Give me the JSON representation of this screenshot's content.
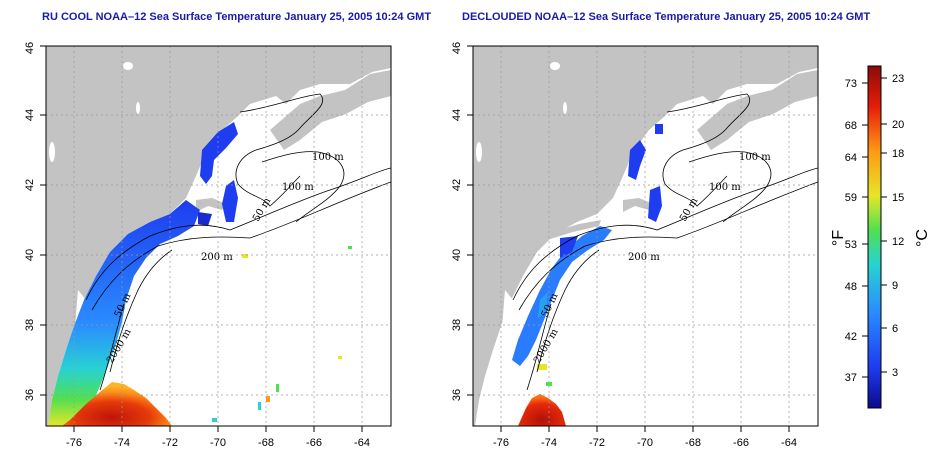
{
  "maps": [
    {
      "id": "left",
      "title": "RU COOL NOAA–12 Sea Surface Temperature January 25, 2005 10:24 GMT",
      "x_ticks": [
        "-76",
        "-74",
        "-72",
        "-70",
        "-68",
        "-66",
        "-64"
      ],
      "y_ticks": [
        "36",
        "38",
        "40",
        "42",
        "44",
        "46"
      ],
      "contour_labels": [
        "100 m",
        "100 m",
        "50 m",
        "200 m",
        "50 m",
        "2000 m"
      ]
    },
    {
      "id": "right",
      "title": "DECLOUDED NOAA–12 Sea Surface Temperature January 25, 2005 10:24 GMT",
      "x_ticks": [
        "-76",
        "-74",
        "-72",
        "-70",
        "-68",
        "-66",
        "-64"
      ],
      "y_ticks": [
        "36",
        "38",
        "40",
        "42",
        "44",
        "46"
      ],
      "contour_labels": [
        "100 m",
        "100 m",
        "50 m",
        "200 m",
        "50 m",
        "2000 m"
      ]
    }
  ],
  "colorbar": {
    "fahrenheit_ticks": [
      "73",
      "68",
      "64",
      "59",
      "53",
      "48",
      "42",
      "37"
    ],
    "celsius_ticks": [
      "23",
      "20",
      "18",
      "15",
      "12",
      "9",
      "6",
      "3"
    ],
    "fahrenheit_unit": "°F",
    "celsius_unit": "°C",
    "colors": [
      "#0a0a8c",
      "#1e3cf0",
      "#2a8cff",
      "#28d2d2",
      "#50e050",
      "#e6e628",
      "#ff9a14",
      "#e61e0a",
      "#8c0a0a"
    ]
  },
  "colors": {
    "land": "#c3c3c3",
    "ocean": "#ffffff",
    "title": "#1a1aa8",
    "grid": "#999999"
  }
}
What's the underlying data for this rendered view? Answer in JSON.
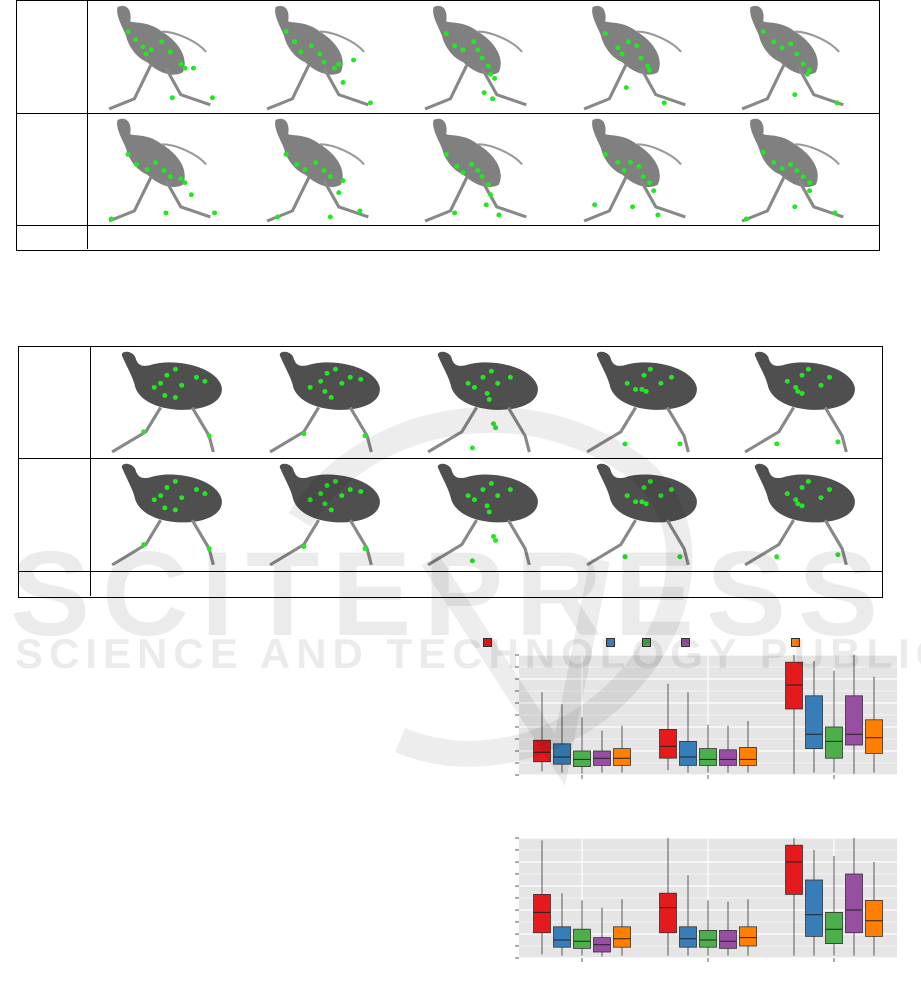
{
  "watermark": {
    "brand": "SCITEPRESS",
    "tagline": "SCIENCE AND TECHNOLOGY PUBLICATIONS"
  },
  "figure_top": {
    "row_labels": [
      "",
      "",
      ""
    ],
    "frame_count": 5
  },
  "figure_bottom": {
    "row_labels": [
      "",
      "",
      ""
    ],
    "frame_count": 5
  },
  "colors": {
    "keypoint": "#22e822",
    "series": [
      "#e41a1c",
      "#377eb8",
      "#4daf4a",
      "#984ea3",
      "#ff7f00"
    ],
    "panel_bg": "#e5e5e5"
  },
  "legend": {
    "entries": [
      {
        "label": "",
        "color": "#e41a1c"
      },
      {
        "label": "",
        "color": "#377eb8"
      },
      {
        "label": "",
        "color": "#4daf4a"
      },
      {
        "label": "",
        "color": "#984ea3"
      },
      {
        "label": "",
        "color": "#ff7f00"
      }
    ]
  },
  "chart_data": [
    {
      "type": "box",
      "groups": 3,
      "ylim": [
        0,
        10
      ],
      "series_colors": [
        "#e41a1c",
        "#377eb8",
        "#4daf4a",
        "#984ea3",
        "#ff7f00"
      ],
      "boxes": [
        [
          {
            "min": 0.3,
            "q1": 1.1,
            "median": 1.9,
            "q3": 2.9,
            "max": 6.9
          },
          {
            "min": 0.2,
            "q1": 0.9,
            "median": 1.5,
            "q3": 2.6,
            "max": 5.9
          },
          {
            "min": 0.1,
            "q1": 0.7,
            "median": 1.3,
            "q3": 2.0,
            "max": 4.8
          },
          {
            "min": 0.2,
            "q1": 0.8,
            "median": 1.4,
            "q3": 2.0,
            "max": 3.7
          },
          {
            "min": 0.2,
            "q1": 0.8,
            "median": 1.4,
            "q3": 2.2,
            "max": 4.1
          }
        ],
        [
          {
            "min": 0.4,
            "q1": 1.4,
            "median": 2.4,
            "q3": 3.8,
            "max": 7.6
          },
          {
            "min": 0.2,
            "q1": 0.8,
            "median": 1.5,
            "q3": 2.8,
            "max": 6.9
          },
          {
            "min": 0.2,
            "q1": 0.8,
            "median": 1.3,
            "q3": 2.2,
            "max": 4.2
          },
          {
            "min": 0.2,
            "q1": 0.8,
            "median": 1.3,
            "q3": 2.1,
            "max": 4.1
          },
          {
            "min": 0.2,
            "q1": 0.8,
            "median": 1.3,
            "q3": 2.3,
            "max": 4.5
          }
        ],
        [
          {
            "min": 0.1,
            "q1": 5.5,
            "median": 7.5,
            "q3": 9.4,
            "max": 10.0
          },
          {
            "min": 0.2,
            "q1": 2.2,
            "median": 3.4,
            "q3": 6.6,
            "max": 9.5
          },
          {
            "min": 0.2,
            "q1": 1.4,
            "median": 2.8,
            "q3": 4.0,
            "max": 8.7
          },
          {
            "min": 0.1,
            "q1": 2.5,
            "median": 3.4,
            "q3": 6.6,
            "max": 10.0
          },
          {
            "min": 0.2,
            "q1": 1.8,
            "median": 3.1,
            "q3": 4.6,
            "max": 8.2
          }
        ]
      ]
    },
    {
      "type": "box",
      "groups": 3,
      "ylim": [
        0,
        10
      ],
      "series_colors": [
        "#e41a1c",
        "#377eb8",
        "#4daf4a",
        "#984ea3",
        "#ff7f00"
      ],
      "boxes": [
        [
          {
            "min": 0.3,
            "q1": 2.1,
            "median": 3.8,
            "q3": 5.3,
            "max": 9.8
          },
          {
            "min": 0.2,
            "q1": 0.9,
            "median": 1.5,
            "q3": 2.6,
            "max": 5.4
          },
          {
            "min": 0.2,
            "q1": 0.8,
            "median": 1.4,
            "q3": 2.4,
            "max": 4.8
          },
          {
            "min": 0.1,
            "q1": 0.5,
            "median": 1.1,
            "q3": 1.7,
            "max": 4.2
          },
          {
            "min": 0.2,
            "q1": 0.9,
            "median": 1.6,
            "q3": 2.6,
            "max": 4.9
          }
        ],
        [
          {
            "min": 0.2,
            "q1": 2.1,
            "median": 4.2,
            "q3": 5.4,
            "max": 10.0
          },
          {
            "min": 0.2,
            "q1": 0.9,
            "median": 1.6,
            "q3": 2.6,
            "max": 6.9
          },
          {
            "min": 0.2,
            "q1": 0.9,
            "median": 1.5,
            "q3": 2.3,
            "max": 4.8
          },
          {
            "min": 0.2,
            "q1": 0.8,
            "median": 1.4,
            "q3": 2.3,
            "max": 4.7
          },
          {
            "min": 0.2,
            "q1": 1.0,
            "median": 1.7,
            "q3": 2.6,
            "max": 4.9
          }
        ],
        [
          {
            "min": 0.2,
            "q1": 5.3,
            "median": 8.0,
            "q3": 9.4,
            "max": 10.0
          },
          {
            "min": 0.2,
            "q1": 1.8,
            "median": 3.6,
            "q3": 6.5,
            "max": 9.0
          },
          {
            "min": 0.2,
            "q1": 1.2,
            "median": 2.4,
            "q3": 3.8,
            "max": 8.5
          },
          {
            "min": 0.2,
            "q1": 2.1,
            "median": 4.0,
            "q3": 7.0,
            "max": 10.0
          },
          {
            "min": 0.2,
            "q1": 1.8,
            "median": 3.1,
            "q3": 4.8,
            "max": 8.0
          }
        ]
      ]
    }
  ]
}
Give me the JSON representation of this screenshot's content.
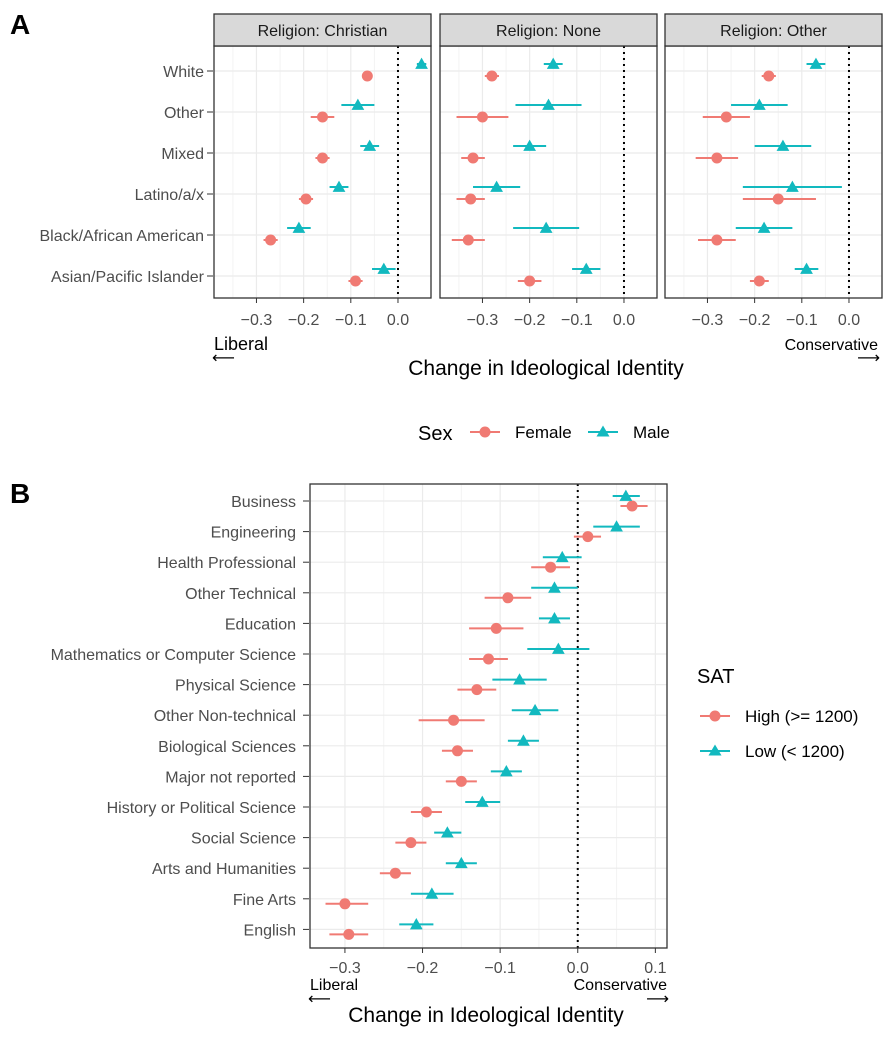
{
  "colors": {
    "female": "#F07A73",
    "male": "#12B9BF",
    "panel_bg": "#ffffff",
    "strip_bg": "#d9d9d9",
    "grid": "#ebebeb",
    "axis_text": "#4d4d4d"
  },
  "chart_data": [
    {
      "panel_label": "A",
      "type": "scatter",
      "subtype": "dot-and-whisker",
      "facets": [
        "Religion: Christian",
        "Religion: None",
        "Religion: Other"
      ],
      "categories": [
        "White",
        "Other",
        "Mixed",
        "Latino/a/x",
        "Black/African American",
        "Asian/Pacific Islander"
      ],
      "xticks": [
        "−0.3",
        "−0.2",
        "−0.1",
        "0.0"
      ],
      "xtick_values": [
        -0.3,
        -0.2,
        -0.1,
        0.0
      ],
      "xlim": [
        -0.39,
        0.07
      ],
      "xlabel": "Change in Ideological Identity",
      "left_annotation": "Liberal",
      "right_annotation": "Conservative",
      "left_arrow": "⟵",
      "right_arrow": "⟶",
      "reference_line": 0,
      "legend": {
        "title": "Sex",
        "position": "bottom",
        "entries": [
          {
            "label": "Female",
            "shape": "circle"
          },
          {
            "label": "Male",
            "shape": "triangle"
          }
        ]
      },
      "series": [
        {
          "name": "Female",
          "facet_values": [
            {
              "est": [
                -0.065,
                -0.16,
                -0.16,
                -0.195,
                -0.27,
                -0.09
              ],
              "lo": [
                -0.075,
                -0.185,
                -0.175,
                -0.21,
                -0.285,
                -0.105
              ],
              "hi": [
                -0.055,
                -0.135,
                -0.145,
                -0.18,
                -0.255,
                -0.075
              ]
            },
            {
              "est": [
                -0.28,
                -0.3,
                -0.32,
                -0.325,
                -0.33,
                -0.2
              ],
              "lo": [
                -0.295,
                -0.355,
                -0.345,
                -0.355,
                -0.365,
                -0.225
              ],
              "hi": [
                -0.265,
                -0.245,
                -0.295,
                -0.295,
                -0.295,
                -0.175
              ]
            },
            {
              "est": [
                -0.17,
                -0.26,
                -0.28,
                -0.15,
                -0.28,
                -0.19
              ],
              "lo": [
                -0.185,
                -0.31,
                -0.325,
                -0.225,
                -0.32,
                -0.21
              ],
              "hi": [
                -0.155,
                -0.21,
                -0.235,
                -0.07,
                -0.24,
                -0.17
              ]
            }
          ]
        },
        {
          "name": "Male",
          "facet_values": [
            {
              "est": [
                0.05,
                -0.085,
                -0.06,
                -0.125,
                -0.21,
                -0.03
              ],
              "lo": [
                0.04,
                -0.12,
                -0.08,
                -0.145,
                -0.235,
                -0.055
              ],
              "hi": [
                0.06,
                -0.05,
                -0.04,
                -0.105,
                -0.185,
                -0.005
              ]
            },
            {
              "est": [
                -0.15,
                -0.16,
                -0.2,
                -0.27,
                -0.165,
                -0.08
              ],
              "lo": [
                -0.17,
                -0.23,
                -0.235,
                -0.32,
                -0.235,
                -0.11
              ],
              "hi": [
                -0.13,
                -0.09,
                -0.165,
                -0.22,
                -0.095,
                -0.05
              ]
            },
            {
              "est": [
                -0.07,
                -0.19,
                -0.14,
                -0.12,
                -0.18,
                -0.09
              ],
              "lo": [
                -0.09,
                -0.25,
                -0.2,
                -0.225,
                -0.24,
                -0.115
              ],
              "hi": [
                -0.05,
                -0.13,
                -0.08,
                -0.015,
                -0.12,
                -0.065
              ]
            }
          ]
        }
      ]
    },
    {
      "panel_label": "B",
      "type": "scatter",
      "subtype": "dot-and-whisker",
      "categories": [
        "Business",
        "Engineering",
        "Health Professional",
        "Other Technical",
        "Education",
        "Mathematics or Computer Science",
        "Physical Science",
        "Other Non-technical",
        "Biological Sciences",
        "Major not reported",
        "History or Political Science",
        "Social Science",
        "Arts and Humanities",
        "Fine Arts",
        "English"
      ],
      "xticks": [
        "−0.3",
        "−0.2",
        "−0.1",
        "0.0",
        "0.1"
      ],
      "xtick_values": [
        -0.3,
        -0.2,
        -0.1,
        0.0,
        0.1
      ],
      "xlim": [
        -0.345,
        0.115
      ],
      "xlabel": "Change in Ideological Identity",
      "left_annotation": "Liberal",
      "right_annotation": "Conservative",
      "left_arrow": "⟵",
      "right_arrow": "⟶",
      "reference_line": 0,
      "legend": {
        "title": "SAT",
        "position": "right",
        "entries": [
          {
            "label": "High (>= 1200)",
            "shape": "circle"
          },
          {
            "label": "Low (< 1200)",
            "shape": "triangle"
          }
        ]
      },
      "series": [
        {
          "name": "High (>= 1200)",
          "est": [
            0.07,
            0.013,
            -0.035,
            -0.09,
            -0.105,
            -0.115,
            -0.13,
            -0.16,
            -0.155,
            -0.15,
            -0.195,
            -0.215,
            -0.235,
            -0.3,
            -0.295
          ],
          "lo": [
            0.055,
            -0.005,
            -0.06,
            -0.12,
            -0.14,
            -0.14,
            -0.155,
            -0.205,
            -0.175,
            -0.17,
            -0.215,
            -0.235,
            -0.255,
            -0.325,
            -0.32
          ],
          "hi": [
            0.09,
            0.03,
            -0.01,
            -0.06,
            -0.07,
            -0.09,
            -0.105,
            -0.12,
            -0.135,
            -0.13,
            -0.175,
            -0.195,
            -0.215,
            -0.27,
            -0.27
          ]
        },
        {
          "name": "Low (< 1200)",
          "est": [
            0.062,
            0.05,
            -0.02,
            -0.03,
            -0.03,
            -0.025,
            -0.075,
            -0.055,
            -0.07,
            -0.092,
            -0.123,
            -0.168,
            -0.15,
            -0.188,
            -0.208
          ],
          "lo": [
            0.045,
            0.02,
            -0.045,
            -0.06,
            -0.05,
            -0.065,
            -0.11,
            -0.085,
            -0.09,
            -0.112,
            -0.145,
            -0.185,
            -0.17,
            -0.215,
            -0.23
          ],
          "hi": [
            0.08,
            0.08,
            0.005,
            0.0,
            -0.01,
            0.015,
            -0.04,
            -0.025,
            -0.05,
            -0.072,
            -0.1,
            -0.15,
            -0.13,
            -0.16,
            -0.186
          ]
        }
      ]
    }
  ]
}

- Given problem
Return all lines containing the word "Surface".

- The reply
      "title": "RU COOL NOAA–12 Sea Surface Temperature January 25, 2005 10:24 GMT",
      "title": "DECLOUDED NOAA–12 Sea Surface Temperature January 25, 2005 10:24 GMT",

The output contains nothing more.